**Stored records:**

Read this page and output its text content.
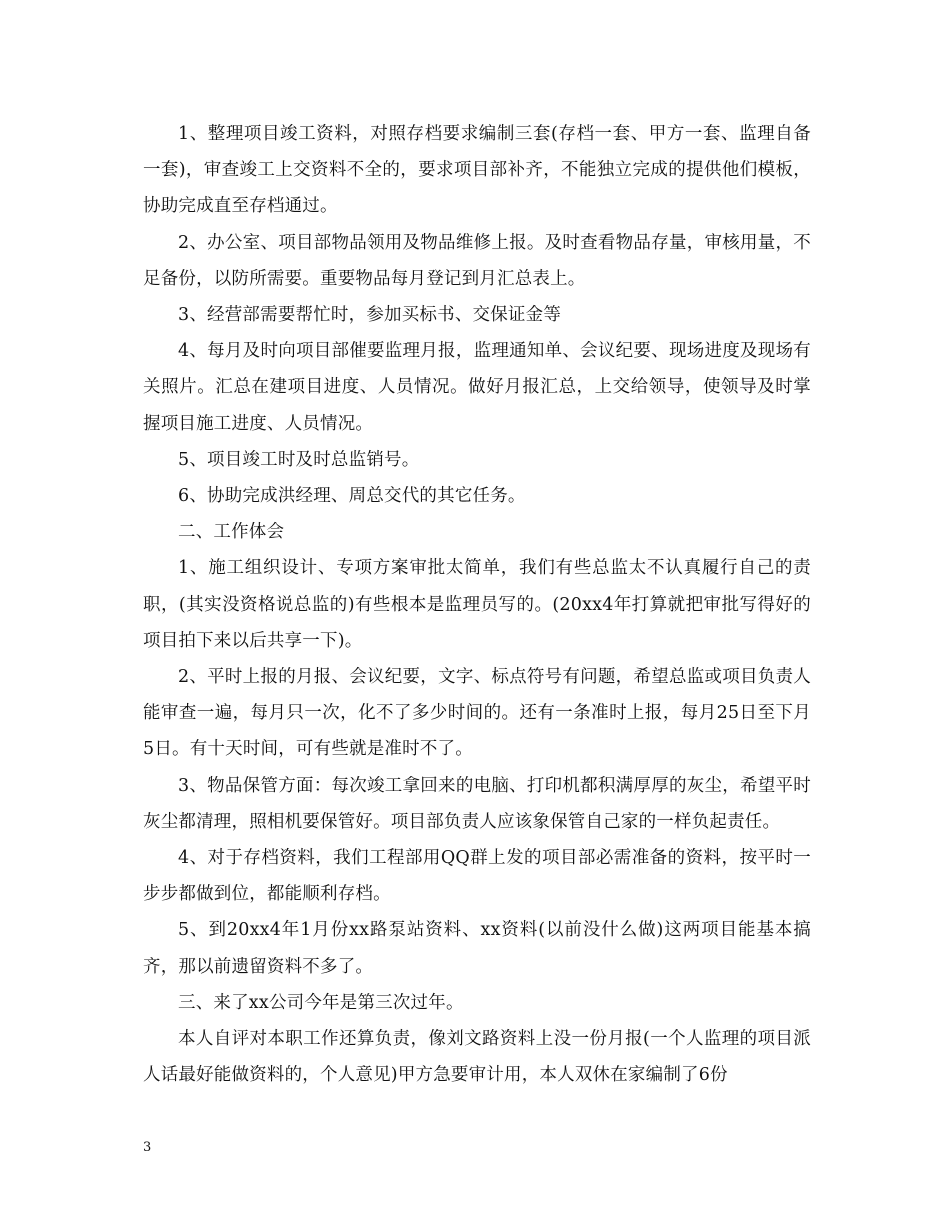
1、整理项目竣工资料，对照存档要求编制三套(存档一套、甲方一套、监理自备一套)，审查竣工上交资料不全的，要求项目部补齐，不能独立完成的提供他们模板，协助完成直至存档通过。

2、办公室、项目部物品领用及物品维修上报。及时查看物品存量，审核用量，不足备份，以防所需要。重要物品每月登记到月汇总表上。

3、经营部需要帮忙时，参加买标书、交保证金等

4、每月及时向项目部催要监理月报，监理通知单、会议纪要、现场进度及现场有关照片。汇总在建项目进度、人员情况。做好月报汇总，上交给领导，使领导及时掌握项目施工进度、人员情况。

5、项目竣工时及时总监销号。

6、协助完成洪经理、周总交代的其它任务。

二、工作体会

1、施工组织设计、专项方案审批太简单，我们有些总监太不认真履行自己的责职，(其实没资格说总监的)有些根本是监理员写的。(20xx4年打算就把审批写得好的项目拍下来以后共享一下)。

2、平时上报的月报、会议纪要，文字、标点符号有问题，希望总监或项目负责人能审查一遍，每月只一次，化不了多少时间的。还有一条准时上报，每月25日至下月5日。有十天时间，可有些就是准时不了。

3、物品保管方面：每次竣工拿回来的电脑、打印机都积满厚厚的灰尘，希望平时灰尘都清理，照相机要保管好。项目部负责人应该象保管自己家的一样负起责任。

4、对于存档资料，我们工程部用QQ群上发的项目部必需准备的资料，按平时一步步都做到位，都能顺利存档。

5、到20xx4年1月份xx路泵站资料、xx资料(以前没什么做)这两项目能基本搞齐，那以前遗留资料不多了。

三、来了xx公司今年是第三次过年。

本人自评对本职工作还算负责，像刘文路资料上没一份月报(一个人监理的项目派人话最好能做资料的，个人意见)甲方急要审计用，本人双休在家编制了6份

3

**To do:** Make a tally of the lines in this data that include the string "会议纪要", and answer with that tally alone.

**Solution to this task:** 2